## Tugas yang Dikerjakan
(A) Tentukan apakah setiap pernyataan berikut sesuai dengan bacaan tentang SBMPTN: (i) Penulis selalu bangun pagi untuk belajar. (ii) Penulis dinyatakan lulus dalam SBMPTN 2020. (iii) Penulis selalu mendapat nilai jelek di semua subtes. Jawab ya atau tidak untuk masing-masing, lalu kutip kata-kata penentunya dari bacaan tanpa mengubah apa pun.
(B) Tuliskan kembali bagian bacaan tentang SBMPTN tanpa mengubah satu kata pun, dimulai dengan "Perjalanan pun berlanjut, SBMPTN" dan terus sampai "semuanya semakin sulit.".

#### Bacaan

Perjalanan pun berlanjut, SBMPTN yang kukira bisa kuatasi nyatanya membuatku
takut bahkan ingin menyerah. Ditambah lagi masa pandemi membuat semuanya semakin sulit.
Ini titik terberat dalam hidupku. Sepele memang tetapi rasanya kesal dan marah sekali karena
tidak bisa mengerti dan mendapatkan nilai bagus pada tryout yang kukerjakan. Padahal, aku
selalu bangun pagi untuk belajar dan tidur tengah malam karena belum selesai mengerjakan
soal. Keimananku diuji saat itu, suatu ketika aku benar-benar Lelah sekali, aku telah belajar
mati-matian dan selalu mendapat nilai jelek di salah satu subtes. Aku kehilangan harapan dan
menanyakan, “Aku telah berusaha mati-matian, tapi kenapa hasilnya seperti ini terus? Ini tidak
adil.” Namun, tak berlangsung lama. Aku bangkitkan lagi semangatku dan lebih mendekatkan
diri kepada Allah. Nyaman dan tenang, salah satu hal yang selalu aku dapatkan ketika sedang
beribadah (baik itu shalat maupun mengaji). Aku berusaha percaya bahwa Allah pasti
membalas segala usaha umatnya. Akhirnya, SBMPTN pun dimulai dan ya aku tidak yakin
(sebenarnya) dengan ujianku, tetapi aku selalu menguatkan (diriku) dan juga lingkungan
sekitarku bahwa Allah pasti membalas segala usaha kita (walaupun akupun tidak siap saat itu
dengan hasil terburuk). Semakin hari rasa cemasku terus meningkat, aku tetap menjalankan
shalat sunnah atau ibadah lainnya, tetapi baru kusadari (sekarang) bahwa aku melakukannya
tidak tulus. Aku tidak tulus menjalankannya karena Allah, aku menjalankannya karena
keinginan duniawiku. Puncaknya adalah ketika aku memang dinyatakan TIDAK LULUS
dalam SBMPTN 2020 ini. Aku menangis sejadi-jadinya, tidak peduli siapapun itu kumatikan
ponsel karena rasa malu benar-benar menggeliat di tubuhku. Aku marah. Saat itu yang ada
dipikiranku adalah, “Aku telah berusaha dengan keras aku bahkan lebih rajin beribadah
dibandingkan teman-temanku yang jarang shalat tapi ternyata bisa diterima di SBMPTN!

########
#### Data Tersimpan

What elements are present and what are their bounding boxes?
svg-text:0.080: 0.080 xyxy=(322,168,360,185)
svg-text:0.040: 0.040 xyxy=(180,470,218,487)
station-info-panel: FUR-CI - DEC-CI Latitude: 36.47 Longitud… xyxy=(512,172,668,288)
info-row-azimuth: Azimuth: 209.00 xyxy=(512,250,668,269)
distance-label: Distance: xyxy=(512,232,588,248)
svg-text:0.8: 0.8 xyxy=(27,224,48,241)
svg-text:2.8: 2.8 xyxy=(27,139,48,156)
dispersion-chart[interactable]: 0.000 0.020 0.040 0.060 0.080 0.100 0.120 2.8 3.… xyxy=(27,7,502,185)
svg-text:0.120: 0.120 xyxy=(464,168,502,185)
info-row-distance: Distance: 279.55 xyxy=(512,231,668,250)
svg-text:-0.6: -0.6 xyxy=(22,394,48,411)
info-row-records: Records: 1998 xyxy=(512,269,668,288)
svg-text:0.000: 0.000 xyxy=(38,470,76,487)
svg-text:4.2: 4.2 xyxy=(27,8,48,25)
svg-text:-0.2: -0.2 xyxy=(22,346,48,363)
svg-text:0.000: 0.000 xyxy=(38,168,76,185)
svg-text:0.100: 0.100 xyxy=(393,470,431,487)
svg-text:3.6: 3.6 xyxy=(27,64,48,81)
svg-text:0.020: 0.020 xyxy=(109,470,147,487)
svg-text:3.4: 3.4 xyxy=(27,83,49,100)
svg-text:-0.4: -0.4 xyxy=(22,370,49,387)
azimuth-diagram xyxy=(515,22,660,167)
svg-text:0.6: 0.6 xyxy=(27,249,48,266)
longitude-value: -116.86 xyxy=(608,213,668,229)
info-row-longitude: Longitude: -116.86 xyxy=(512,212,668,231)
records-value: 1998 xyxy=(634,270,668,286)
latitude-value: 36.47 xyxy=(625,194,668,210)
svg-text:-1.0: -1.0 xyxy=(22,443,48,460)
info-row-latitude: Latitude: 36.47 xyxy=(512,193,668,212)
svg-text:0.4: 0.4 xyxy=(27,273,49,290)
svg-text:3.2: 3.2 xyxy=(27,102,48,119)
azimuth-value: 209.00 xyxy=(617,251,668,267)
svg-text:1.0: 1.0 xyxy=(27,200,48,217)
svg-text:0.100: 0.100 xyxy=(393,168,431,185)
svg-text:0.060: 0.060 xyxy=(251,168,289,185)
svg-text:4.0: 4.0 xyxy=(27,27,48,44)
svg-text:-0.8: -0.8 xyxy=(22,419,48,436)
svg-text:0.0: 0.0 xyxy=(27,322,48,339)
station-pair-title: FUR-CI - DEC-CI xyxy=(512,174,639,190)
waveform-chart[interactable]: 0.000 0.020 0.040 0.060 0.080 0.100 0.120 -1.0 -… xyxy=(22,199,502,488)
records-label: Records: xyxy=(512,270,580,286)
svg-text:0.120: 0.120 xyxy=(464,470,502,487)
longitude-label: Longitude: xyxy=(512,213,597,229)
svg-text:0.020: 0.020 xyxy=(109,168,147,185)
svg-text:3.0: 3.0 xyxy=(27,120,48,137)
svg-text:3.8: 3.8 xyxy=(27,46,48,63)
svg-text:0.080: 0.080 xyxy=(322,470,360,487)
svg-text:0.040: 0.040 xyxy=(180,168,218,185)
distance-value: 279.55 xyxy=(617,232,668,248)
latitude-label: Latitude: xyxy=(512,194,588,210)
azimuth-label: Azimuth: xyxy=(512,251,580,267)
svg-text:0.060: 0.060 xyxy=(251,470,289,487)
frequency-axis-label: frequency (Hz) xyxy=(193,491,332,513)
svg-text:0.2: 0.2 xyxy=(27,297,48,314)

########

## Hasil Tiap Tugas
(A)
(i) Ya: "aku selalu bangun pagi untuk belajar"
(ii) Tidak: "aku memang dinyatakan TIDAK LULUS dalam SBMPTN 2020 ini"
(iii) Tidak: "selalu mendapat nilai jelek di salah satu subtes"

(B)
Perjalanan pun berlanjut, SBMPTN yang kukira bisa kuatasi nyatanya membuatku
takut bahkan ingin menyerah. Ditambah lagi masa pandemi membuat semuanya semakin sulit.